(Rows from a figure dataset)
-.-.-

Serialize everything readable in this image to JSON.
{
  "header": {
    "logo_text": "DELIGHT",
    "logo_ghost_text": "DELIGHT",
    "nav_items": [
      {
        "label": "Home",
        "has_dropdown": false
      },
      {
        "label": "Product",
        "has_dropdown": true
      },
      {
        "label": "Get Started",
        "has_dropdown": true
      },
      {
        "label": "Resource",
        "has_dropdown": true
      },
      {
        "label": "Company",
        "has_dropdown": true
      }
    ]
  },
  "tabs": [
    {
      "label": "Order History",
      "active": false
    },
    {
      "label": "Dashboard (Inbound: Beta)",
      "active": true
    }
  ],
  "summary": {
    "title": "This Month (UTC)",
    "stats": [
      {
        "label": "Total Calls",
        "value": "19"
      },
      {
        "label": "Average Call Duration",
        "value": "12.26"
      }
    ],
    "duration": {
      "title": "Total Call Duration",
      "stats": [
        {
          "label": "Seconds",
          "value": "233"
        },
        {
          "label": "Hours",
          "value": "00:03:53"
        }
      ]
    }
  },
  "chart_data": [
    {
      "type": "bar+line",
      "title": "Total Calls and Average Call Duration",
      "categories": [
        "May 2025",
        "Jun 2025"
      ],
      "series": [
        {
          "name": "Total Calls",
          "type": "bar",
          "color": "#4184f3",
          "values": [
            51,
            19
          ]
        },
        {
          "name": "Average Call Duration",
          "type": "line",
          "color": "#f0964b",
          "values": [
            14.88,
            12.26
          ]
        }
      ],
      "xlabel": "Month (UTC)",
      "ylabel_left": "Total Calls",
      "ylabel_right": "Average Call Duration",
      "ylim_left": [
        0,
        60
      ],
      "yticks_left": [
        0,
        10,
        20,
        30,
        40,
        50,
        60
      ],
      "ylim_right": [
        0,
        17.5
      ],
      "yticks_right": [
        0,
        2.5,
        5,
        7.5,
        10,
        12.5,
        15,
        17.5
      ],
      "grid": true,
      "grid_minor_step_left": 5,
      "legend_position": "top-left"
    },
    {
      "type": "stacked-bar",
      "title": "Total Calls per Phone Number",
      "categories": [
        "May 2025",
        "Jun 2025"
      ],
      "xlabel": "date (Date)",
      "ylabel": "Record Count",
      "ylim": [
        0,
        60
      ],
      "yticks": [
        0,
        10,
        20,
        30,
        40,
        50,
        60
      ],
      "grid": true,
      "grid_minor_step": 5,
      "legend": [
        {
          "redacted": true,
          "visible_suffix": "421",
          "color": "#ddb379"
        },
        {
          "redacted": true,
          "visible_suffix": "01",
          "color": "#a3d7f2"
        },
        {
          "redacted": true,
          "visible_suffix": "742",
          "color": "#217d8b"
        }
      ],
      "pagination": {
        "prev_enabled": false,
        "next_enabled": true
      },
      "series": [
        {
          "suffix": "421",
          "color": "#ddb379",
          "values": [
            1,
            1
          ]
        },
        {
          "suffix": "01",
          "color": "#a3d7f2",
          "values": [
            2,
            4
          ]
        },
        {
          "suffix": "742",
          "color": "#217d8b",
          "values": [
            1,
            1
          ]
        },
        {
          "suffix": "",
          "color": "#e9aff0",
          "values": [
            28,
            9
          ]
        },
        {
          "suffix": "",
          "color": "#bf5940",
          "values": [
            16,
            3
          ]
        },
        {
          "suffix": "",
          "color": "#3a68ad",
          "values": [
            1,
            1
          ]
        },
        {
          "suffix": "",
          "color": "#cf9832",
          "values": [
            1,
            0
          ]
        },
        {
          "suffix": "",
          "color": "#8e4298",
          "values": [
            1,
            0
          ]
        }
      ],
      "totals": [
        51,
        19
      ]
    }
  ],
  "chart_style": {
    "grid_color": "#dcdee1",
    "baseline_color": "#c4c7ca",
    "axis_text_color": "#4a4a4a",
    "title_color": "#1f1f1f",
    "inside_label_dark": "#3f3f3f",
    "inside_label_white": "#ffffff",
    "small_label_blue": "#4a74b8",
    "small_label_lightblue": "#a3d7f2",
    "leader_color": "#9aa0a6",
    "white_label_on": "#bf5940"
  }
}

-.-.-

Task to complete -
Take the data above and return it exactly.

Full response -
Serialize everything readable in this image to JSON.
{
  "header": {
    "logo_text": "DELIGHT",
    "logo_ghost_text": "DELIGHT",
    "nav_items": [
      {
        "label": "Home",
        "has_dropdown": false
      },
      {
        "label": "Product",
        "has_dropdown": true
      },
      {
        "label": "Get Started",
        "has_dropdown": true
      },
      {
        "label": "Resource",
        "has_dropdown": true
      },
      {
        "label": "Company",
        "has_dropdown": true
      }
    ]
  },
  "tabs": [
    {
      "label": "Order History",
      "active": false
    },
    {
      "label": "Dashboard (Inbound: Beta)",
      "active": true
    }
  ],
  "summary": {
    "title": "This Month (UTC)",
    "stats": [
      {
        "label": "Total Calls",
        "value": "19"
      },
      {
        "label": "Average Call Duration",
        "value": "12.26"
      }
    ],
    "duration": {
      "title": "Total Call Duration",
      "stats": [
        {
          "label": "Seconds",
          "value": "233"
        },
        {
          "label": "Hours",
          "value": "00:03:53"
        }
      ]
    }
  },
  "chart_data": [
    {
      "type": "bar+line",
      "title": "Total Calls and Average Call Duration",
      "categories": [
        "May 2025",
        "Jun 2025"
      ],
      "series": [
        {
          "name": "Total Calls",
          "type": "bar",
          "color": "#4184f3",
          "values": [
            51,
            19
          ]
        },
        {
          "name": "Average Call Duration",
          "type": "line",
          "color": "#f0964b",
          "values": [
            14.88,
            12.26
          ]
        }
      ],
      "xlabel": "Month (UTC)",
      "ylabel_left": "Total Calls",
      "ylabel_right": "Average Call Duration",
      "ylim_left": [
        0,
        60
      ],
      "yticks_left": [
        0,
        10,
        20,
        30,
        40,
        50,
        60
      ],
      "ylim_right": [
        0,
        17.5
      ],
      "yticks_right": [
        0,
        2.5,
        5,
        7.5,
        10,
        12.5,
        15,
        17.5
      ],
      "grid": true,
      "grid_minor_step_left": 5,
      "legend_position": "top-left"
    },
    {
      "type": "stacked-bar",
      "title": "Total Calls per Phone Number",
      "categories": [
        "May 2025",
        "Jun 2025"
      ],
      "xlabel": "date (Date)",
      "ylabel": "Record Count",
      "ylim": [
        0,
        60
      ],
      "yticks": [
        0,
        10,
        20,
        30,
        40,
        50,
        60
      ],
      "grid": true,
      "grid_minor_step": 5,
      "legend": [
        {
          "redacted": true,
          "visible_suffix": "421",
          "color": "#ddb379"
        },
        {
          "redacted": true,
          "visible_suffix": "01",
          "color": "#a3d7f2"
        },
        {
          "redacted": true,
          "visible_suffix": "742",
          "color": "#217d8b"
        }
      ],
      "pagination": {
        "prev_enabled": false,
        "next_enabled": true
      },
      "series": [
        {
          "suffix": "421",
          "color": "#ddb379",
          "values": [
            1,
            1
          ]
        },
        {
          "suffix": "01",
          "color": "#a3d7f2",
          "values": [
            2,
            4
          ]
        },
        {
          "suffix": "742",
          "color": "#217d8b",
          "values": [
            1,
            1
          ]
        },
        {
          "suffix": "",
          "color": "#e9aff0",
          "values": [
            28,
            9
          ]
        },
        {
          "suffix": "",
          "color": "#bf5940",
          "values": [
            16,
            3
          ]
        },
        {
          "suffix": "",
          "color": "#3a68ad",
          "values": [
            1,
            1
          ]
        },
        {
          "suffix": "",
          "color": "#cf9832",
          "values": [
            1,
            0
          ]
        },
        {
          "suffix": "",
          "color": "#8e4298",
          "values": [
            1,
            0
          ]
        }
      ],
      "totals": [
        51,
        19
      ]
    }
  ],
  "chart_style": {
    "grid_color": "#dcdee1",
    "baseline_color": "#c4c7ca",
    "axis_text_color": "#4a4a4a",
    "title_color": "#1f1f1f",
    "inside_label_dark": "#3f3f3f",
    "inside_label_white": "#ffffff",
    "small_label_blue": "#4a74b8",
    "small_label_lightblue": "#a3d7f2",
    "leader_color": "#9aa0a6",
    "white_label_on": "#bf5940"
  }
}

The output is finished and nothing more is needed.